- **What you should do**
Find each line containing the string "screenshot" and return it.

- **Working data**
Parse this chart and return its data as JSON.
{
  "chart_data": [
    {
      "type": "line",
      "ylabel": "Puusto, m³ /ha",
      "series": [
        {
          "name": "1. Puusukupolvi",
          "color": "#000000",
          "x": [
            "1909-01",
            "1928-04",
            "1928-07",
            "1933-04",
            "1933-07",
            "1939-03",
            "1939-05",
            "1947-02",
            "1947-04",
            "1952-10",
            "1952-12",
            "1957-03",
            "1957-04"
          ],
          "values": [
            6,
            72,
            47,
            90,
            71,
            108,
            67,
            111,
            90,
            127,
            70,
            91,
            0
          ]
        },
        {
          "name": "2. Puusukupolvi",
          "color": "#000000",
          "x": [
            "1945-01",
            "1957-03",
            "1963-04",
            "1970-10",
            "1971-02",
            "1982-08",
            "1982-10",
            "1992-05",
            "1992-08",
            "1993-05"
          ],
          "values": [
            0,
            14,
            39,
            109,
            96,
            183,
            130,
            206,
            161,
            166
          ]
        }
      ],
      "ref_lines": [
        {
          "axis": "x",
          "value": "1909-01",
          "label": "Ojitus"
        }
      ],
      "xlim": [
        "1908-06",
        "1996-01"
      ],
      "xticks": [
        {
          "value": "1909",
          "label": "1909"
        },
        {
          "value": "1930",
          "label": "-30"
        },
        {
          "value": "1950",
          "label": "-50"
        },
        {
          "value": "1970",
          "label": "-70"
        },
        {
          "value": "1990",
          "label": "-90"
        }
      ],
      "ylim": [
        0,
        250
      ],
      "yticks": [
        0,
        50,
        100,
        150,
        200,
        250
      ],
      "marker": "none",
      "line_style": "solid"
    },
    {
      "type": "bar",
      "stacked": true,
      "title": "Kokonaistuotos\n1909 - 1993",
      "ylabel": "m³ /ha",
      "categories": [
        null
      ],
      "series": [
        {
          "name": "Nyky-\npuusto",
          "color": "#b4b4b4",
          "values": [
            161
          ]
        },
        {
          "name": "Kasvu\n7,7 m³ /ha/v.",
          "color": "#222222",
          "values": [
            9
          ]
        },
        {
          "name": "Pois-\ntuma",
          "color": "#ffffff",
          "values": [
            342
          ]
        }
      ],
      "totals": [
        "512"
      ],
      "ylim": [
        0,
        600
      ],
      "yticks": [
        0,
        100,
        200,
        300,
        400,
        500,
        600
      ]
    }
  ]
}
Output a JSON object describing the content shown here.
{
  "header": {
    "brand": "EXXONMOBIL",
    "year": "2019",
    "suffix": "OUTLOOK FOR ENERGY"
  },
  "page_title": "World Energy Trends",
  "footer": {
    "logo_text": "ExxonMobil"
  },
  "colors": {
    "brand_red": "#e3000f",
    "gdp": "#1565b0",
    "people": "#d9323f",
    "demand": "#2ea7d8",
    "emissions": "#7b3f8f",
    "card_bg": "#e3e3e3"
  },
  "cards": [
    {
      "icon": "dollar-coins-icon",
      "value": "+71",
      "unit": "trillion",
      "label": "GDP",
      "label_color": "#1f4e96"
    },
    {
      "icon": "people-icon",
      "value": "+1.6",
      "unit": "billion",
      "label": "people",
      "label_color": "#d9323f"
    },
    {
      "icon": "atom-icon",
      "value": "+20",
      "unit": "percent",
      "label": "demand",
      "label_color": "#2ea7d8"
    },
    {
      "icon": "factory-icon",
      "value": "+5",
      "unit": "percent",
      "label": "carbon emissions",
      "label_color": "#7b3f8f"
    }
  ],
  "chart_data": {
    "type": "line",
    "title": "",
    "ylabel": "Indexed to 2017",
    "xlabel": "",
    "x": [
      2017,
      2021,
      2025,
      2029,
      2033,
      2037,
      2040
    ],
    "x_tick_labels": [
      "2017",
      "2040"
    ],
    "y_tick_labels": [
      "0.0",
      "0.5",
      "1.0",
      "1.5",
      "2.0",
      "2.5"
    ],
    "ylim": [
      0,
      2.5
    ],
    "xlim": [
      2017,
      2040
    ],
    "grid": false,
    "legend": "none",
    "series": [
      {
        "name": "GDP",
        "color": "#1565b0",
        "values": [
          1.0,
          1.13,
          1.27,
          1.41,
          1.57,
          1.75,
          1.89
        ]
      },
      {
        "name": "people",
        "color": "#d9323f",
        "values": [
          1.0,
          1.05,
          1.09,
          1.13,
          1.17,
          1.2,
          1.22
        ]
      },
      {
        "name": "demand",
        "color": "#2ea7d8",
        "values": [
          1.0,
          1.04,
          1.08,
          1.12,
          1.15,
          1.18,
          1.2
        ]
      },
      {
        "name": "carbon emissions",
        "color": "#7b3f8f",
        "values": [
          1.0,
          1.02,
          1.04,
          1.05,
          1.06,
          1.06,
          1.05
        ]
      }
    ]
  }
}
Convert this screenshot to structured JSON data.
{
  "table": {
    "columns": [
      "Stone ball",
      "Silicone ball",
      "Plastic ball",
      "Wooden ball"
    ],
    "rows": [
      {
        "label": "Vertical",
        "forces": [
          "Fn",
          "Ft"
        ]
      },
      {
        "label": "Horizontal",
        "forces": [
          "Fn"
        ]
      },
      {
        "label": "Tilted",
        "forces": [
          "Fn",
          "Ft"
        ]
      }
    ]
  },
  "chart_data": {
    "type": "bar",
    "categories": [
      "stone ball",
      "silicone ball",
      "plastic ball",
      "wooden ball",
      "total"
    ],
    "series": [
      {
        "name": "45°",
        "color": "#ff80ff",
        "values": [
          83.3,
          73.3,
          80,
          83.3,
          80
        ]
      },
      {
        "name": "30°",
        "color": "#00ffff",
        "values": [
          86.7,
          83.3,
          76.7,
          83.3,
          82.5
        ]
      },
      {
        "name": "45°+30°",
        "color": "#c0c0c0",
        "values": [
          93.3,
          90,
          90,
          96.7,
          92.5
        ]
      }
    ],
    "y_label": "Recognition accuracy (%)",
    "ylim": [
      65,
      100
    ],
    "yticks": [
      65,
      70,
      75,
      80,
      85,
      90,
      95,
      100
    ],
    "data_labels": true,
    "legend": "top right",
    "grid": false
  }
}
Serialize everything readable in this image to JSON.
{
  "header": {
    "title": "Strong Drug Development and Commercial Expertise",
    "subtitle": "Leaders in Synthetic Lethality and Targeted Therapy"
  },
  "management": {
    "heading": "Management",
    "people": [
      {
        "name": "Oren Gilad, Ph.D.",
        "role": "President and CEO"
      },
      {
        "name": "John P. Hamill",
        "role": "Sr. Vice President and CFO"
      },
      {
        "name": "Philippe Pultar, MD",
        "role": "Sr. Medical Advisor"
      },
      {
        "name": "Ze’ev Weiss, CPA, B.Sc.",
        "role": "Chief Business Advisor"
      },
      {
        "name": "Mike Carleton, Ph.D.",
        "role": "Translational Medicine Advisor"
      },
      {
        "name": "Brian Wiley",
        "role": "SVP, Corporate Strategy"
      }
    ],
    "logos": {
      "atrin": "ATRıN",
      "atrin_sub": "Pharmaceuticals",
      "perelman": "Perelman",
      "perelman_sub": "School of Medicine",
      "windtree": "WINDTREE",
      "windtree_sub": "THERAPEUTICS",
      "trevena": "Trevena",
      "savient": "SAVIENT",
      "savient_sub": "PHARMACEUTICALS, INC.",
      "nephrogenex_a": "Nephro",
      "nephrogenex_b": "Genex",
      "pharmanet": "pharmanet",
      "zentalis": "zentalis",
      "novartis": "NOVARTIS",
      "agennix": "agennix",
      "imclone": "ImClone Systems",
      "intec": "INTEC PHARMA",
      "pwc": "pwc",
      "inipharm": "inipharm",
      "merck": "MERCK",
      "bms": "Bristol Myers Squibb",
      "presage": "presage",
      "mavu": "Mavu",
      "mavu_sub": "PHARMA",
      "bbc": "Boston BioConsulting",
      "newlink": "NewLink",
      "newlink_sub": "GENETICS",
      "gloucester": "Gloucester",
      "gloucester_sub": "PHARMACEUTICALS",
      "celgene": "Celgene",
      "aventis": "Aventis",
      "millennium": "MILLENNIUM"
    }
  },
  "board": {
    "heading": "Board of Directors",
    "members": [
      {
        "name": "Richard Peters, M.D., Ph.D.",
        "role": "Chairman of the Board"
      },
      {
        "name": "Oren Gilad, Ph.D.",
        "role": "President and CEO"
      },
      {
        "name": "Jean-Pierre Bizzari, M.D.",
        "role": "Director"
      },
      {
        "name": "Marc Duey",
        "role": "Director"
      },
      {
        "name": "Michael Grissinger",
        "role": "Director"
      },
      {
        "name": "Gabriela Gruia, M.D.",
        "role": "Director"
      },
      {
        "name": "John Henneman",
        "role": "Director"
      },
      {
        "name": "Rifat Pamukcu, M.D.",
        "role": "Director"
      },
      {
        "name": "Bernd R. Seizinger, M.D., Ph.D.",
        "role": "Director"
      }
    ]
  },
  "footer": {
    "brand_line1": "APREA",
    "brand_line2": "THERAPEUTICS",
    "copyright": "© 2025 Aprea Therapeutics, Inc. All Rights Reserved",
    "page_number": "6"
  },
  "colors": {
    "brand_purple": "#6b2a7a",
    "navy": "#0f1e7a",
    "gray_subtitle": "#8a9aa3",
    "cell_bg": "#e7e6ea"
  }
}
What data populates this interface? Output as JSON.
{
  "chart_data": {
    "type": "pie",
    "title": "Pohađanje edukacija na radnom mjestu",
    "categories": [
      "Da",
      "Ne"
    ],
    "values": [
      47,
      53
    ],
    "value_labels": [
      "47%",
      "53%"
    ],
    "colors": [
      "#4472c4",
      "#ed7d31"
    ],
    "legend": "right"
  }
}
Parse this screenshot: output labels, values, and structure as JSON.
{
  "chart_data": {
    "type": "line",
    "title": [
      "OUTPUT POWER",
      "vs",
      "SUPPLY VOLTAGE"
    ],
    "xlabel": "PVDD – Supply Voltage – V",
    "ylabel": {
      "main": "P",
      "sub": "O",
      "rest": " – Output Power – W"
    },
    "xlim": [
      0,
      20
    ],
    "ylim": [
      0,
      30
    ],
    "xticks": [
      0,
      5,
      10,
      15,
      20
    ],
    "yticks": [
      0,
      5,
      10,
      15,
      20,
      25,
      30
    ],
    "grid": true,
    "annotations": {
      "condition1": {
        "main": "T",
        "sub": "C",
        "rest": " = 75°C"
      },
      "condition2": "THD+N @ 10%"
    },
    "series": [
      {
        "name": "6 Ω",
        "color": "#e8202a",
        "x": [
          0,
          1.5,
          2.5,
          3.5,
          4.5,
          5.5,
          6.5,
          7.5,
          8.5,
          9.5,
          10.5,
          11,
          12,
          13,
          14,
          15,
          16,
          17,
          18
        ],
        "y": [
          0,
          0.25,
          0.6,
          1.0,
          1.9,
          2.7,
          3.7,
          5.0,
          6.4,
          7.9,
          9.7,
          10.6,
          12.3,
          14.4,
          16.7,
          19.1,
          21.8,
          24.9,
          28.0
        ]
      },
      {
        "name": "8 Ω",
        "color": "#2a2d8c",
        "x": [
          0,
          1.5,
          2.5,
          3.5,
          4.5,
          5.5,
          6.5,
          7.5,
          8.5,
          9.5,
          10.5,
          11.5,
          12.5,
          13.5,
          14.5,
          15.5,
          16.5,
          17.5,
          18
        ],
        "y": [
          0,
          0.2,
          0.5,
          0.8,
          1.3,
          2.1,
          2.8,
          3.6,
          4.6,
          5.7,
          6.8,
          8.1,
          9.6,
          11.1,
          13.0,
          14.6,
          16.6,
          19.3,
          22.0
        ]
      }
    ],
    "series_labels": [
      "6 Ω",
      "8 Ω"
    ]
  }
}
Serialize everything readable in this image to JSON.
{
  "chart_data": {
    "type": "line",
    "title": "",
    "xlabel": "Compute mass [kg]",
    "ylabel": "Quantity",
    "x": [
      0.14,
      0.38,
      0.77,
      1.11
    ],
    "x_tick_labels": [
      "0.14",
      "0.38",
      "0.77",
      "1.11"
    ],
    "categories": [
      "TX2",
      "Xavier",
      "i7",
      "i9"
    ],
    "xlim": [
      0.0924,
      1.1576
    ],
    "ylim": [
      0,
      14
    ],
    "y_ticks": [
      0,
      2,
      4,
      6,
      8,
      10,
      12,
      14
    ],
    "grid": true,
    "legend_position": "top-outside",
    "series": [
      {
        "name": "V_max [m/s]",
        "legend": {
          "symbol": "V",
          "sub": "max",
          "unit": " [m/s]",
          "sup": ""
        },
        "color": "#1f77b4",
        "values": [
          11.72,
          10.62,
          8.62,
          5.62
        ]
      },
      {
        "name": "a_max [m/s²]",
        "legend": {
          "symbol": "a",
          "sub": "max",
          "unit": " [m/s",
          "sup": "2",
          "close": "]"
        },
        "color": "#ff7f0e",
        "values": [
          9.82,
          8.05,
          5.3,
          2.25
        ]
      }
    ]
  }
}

- **Finished task**
Convert this screenshot to structured JSON data.
Parse this screenshot: output labels, values, and structure as JSON.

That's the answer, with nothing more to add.